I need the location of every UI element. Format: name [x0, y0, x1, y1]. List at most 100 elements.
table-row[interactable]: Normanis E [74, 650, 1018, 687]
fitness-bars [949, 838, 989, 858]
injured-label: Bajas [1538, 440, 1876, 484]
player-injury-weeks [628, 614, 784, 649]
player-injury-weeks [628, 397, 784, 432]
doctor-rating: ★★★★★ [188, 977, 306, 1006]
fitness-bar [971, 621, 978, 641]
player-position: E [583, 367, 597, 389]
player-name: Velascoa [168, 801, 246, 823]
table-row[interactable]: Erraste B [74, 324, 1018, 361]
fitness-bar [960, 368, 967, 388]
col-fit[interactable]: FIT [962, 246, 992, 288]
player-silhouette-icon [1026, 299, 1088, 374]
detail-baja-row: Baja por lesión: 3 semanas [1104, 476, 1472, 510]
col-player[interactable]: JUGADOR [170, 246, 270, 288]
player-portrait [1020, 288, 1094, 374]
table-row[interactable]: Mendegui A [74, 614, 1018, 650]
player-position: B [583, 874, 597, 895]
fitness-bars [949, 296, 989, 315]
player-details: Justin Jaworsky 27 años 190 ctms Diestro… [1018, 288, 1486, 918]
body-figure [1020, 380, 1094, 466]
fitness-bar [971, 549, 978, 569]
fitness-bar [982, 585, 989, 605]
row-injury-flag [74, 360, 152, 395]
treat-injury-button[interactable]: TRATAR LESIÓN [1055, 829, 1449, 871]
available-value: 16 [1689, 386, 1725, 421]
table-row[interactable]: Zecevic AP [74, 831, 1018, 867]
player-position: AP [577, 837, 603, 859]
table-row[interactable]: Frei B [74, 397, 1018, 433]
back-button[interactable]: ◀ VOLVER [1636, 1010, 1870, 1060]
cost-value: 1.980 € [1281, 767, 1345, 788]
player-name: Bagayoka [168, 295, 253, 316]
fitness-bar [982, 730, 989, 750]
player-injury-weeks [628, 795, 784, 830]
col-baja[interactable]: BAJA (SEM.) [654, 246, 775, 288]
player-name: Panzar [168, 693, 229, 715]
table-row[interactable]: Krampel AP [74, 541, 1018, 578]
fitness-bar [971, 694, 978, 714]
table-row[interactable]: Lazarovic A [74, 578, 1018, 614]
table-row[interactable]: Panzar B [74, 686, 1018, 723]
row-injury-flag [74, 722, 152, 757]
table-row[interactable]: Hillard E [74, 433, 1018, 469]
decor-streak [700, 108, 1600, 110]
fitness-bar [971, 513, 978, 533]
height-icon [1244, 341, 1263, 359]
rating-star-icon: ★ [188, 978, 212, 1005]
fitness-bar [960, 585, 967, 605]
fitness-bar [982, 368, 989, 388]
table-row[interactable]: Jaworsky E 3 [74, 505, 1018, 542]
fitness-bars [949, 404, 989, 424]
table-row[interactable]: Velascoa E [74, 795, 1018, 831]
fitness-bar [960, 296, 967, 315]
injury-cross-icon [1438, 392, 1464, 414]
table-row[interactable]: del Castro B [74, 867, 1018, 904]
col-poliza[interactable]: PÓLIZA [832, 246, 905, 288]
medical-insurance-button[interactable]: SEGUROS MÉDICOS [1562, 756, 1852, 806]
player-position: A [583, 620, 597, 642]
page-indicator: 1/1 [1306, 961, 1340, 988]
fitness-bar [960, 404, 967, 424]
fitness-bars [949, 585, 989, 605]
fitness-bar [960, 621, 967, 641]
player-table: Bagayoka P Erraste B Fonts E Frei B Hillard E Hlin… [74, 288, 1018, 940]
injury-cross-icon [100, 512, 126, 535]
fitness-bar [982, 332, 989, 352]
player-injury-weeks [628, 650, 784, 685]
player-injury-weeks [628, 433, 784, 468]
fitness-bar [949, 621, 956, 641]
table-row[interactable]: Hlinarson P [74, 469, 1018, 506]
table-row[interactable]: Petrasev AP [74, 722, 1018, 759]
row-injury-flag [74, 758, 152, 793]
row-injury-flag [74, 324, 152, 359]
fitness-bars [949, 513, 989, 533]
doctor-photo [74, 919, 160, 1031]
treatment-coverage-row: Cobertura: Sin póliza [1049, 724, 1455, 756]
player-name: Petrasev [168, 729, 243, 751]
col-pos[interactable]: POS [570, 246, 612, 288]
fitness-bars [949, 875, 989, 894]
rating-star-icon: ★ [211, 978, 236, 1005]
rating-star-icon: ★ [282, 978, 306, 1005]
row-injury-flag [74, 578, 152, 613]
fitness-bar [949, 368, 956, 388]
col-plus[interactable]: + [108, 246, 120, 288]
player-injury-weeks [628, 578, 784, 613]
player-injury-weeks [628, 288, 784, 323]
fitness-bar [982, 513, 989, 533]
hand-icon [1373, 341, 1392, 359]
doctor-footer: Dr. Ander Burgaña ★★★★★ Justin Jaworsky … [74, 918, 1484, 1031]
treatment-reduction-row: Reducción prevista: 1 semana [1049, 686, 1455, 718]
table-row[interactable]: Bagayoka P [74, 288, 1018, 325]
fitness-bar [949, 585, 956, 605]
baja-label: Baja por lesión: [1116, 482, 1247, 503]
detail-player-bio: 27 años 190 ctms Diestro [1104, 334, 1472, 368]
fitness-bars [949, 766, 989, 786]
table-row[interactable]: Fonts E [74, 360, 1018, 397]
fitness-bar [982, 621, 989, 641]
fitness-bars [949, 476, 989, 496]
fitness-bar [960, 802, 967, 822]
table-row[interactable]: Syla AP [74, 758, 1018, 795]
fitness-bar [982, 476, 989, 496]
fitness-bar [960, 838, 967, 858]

PROMPT:
Change every occurrence of "player-injury-weeks" to "player-injury-duration" throughout the data above, leaving everything else unchanged.

EXERCISE RESULT:
I need the location of every UI element. Format: name [x0, y0, x1, y1]. List at most 100 elements.
table-row[interactable]: Normanis E [74, 650, 1018, 687]
fitness-bars [949, 838, 989, 858]
injured-label: Bajas [1538, 440, 1876, 484]
player-injury-duration [628, 614, 784, 649]
player-injury-duration [628, 397, 784, 432]
doctor-rating: ★★★★★ [188, 977, 306, 1006]
fitness-bar [971, 621, 978, 641]
player-position: E [583, 367, 597, 389]
player-name: Velascoa [168, 801, 246, 823]
table-row[interactable]: Erraste B [74, 324, 1018, 361]
fitness-bar [960, 368, 967, 388]
col-fit[interactable]: FIT [962, 246, 992, 288]
player-silhouette-icon [1026, 299, 1088, 374]
detail-baja-row: Baja por lesión: 3 semanas [1104, 476, 1472, 510]
col-player[interactable]: JUGADOR [170, 246, 270, 288]
player-portrait [1020, 288, 1094, 374]
table-row[interactable]: Mendegui A [74, 614, 1018, 650]
player-position: B [583, 874, 597, 895]
fitness-bars [949, 296, 989, 315]
player-details: Justin Jaworsky 27 años 190 ctms Diestro… [1018, 288, 1486, 918]
body-figure [1020, 380, 1094, 466]
fitness-bar [971, 549, 978, 569]
fitness-bar [982, 585, 989, 605]
row-injury-flag [74, 360, 152, 395]
treat-injury-button[interactable]: TRATAR LESIÓN [1055, 829, 1449, 871]
available-value: 16 [1689, 386, 1725, 421]
table-row[interactable]: Zecevic AP [74, 831, 1018, 867]
player-position: AP [577, 837, 603, 859]
table-row[interactable]: Frei B [74, 397, 1018, 433]
back-button[interactable]: ◀ VOLVER [1636, 1010, 1870, 1060]
cost-value: 1.980 € [1281, 767, 1345, 788]
player-name: Bagayoka [168, 295, 253, 316]
fitness-bar [982, 730, 989, 750]
player-injury-duration [628, 795, 784, 830]
col-baja[interactable]: BAJA (SEM.) [654, 246, 775, 288]
player-name: Panzar [168, 693, 229, 715]
table-row[interactable]: Krampel AP [74, 541, 1018, 578]
fitness-bar [971, 694, 978, 714]
table-row[interactable]: Lazarovic A [74, 578, 1018, 614]
table-row[interactable]: Panzar B [74, 686, 1018, 723]
row-injury-flag [74, 722, 152, 757]
table-row[interactable]: Hillard E [74, 433, 1018, 469]
decor-streak [700, 108, 1600, 110]
fitness-bar [971, 513, 978, 533]
height-icon [1244, 341, 1263, 359]
rating-star-icon: ★ [188, 978, 212, 1005]
fitness-bar [960, 585, 967, 605]
fitness-bar [982, 368, 989, 388]
table-row[interactable]: Jaworsky E 3 [74, 505, 1018, 542]
fitness-bars [949, 404, 989, 424]
table-row[interactable]: Velascoa E [74, 795, 1018, 831]
fitness-bar [960, 296, 967, 315]
injury-cross-icon [1438, 392, 1464, 414]
table-row[interactable]: del Castro B [74, 867, 1018, 904]
col-poliza[interactable]: PÓLIZA [832, 246, 905, 288]
medical-insurance-button[interactable]: SEGUROS MÉDICOS [1562, 756, 1852, 806]
player-position: A [583, 620, 597, 642]
page-indicator: 1/1 [1306, 961, 1340, 988]
fitness-bar [960, 404, 967, 424]
fitness-bars [949, 585, 989, 605]
fitness-bar [960, 621, 967, 641]
player-table: Bagayoka P Erraste B Fonts E Frei B Hillard E Hlin… [74, 288, 1018, 940]
injury-cross-icon [100, 512, 126, 535]
fitness-bar [982, 332, 989, 352]
player-injury-duration [628, 650, 784, 685]
player-injury-duration [628, 433, 784, 468]
fitness-bar [949, 621, 956, 641]
table-row[interactable]: Hlinarson P [74, 469, 1018, 506]
table-row[interactable]: Petrasev AP [74, 722, 1018, 759]
row-injury-flag [74, 758, 152, 793]
row-injury-flag [74, 324, 152, 359]
fitness-bars [949, 513, 989, 533]
doctor-photo [74, 919, 160, 1031]
treatment-coverage-row: Cobertura: Sin póliza [1049, 724, 1455, 756]
player-name: Petrasev [168, 729, 243, 751]
col-pos[interactable]: POS [570, 246, 612, 288]
fitness-bars [949, 875, 989, 894]
rating-star-icon: ★ [211, 978, 236, 1005]
rating-star-icon: ★ [282, 978, 306, 1005]
row-injury-flag [74, 578, 152, 613]
fitness-bar [949, 368, 956, 388]
col-plus[interactable]: + [108, 246, 120, 288]
player-injury-duration [628, 578, 784, 613]
player-injury-duration [628, 288, 784, 323]
fitness-bar [982, 513, 989, 533]
hand-icon [1373, 341, 1392, 359]
doctor-footer: Dr. Ander Burgaña ★★★★★ Justin Jaworsky … [74, 918, 1484, 1031]
treatment-reduction-row: Reducción prevista: 1 semana [1049, 686, 1455, 718]
table-row[interactable]: Bagayoka P [74, 288, 1018, 325]
fitness-bar [949, 585, 956, 605]
baja-label: Baja por lesión: [1116, 482, 1247, 503]
detail-player-bio: 27 años 190 ctms Diestro [1104, 334, 1472, 368]
fitness-bars [949, 766, 989, 786]
table-row[interactable]: Fonts E [74, 360, 1018, 397]
fitness-bar [982, 621, 989, 641]
fitness-bars [949, 476, 989, 496]
fitness-bar [960, 802, 967, 822]
table-row[interactable]: Syla AP [74, 758, 1018, 795]
fitness-bar [982, 476, 989, 496]
fitness-bar [960, 838, 967, 858]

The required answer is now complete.